■ Stored entries ■
----------
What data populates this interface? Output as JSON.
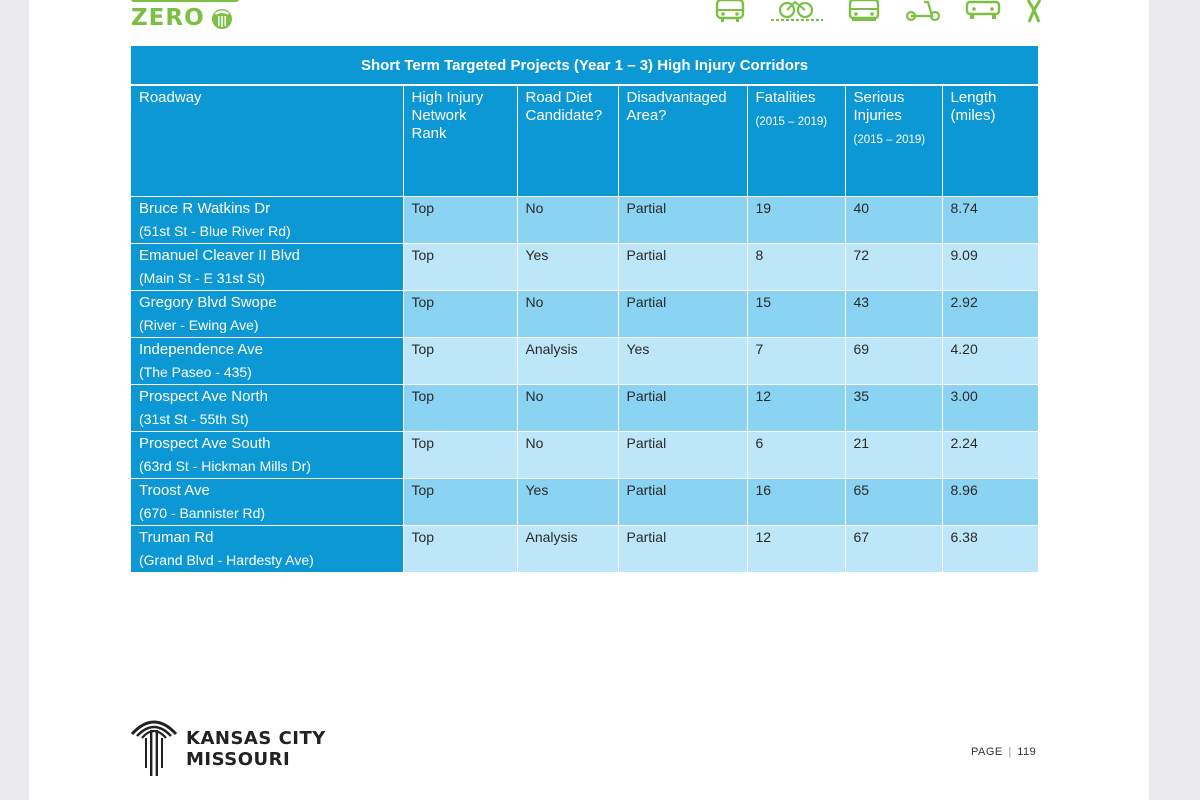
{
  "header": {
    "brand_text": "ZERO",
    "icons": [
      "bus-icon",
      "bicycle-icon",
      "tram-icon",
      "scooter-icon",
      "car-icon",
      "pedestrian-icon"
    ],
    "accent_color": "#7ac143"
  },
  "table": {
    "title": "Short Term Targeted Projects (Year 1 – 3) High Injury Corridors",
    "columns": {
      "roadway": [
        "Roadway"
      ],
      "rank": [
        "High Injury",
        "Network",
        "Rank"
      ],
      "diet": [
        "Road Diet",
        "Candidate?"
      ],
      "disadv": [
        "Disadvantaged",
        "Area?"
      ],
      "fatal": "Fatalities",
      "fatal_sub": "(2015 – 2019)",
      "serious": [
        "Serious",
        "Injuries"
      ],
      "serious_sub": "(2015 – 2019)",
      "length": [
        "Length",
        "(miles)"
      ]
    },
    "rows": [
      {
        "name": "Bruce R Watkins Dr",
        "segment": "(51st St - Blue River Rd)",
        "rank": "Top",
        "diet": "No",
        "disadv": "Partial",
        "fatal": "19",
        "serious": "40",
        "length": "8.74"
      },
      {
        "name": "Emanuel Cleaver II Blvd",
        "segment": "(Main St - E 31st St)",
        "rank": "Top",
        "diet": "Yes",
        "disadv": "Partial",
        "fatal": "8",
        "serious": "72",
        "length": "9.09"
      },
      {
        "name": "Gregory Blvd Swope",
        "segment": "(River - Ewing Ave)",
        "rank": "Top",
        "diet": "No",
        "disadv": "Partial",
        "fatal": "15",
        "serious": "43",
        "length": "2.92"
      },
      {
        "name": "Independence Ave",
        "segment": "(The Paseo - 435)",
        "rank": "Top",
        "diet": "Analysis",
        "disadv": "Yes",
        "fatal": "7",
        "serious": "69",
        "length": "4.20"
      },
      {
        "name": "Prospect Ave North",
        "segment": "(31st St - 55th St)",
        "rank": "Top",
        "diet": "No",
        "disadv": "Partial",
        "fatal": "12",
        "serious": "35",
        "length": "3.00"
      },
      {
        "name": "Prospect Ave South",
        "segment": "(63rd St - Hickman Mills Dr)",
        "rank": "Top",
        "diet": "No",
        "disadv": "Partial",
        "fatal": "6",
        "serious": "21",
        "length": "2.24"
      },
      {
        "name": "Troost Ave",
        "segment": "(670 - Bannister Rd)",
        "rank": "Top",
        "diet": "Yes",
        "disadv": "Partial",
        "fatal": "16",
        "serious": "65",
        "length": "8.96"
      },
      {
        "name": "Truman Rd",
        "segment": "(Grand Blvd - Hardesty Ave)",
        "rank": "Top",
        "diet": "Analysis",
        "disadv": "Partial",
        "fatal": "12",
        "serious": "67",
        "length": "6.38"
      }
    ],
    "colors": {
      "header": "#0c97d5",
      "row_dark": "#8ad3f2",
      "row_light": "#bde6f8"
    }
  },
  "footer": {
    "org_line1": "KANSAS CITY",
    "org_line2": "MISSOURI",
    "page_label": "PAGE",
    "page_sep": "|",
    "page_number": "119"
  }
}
----------
From the entries above, extract each line containing "River".

■ Expected answer ■
        "segment": "(51st St - Blue River Rd)",
        "segment": "(River - Ewing Ave)",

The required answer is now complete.